**CHALLENGE**.
Which lines hold the word "this"? Show each of them.

Figure data in JSON

○ ○ ○

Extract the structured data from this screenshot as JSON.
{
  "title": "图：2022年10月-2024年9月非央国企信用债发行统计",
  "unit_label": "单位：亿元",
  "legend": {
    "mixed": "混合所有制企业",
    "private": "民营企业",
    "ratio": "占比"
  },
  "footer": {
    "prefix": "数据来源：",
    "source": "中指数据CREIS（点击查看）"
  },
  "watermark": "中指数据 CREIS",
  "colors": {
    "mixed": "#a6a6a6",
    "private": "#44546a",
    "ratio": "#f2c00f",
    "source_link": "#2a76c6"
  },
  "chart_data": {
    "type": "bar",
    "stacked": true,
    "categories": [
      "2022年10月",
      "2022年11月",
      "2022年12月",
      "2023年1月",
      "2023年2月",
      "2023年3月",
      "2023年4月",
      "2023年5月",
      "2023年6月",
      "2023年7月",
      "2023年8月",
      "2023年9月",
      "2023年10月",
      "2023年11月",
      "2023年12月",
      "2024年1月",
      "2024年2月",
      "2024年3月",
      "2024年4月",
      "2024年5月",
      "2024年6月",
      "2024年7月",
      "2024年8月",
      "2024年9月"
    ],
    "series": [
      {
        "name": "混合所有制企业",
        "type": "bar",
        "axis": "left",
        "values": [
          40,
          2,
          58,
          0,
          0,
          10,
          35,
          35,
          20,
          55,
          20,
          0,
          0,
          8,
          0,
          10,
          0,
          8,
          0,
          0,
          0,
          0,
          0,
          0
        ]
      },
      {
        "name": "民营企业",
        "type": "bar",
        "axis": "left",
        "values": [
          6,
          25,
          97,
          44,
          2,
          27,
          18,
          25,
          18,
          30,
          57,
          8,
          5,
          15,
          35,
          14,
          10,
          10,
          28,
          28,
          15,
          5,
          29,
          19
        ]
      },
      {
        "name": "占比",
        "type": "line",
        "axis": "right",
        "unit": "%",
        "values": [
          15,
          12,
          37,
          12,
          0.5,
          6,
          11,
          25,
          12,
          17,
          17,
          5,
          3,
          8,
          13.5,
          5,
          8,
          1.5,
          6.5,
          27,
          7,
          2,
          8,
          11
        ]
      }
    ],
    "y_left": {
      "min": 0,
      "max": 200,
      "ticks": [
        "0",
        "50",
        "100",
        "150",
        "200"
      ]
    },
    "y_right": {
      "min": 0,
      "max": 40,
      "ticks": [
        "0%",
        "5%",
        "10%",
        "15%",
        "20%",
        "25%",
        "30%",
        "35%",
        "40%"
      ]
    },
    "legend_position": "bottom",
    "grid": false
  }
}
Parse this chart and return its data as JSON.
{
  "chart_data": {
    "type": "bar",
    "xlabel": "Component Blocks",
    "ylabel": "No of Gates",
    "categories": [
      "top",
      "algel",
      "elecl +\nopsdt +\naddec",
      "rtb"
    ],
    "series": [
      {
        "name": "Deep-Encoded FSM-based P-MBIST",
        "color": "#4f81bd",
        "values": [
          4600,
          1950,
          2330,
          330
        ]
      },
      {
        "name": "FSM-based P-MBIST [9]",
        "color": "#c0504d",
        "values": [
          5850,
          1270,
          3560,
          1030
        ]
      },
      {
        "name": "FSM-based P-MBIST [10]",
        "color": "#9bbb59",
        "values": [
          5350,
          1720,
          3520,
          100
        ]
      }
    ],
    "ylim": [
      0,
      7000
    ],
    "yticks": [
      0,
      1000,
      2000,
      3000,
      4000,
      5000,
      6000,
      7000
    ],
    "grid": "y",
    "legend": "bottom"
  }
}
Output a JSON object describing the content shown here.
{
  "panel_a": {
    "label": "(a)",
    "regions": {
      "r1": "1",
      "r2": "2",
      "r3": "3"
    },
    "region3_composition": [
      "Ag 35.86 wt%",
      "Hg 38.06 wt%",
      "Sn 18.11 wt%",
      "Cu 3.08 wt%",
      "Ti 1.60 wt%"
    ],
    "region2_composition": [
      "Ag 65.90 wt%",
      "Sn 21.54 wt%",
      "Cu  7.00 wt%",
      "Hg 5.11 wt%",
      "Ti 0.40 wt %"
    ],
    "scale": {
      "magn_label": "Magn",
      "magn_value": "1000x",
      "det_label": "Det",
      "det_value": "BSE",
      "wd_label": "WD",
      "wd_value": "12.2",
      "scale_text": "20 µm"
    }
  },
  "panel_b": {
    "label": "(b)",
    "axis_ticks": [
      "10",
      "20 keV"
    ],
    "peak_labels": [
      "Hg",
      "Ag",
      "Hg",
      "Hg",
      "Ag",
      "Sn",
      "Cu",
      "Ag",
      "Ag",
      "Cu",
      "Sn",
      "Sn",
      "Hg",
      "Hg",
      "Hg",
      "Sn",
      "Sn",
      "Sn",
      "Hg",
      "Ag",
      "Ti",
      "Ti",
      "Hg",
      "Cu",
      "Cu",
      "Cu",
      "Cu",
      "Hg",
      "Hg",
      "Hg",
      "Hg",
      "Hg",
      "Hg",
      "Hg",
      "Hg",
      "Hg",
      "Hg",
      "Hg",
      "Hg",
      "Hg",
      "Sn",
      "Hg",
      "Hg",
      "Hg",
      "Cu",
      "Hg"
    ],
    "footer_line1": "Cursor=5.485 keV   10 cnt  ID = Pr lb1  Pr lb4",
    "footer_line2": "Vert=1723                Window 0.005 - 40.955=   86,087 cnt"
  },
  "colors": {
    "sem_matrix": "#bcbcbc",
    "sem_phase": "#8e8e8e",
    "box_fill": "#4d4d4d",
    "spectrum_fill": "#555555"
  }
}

○ ○ ○

**COMPLETE OUTPUT**.
Extract the structured data from this screenshot as JSON.
Parse this chart and return its data as JSON.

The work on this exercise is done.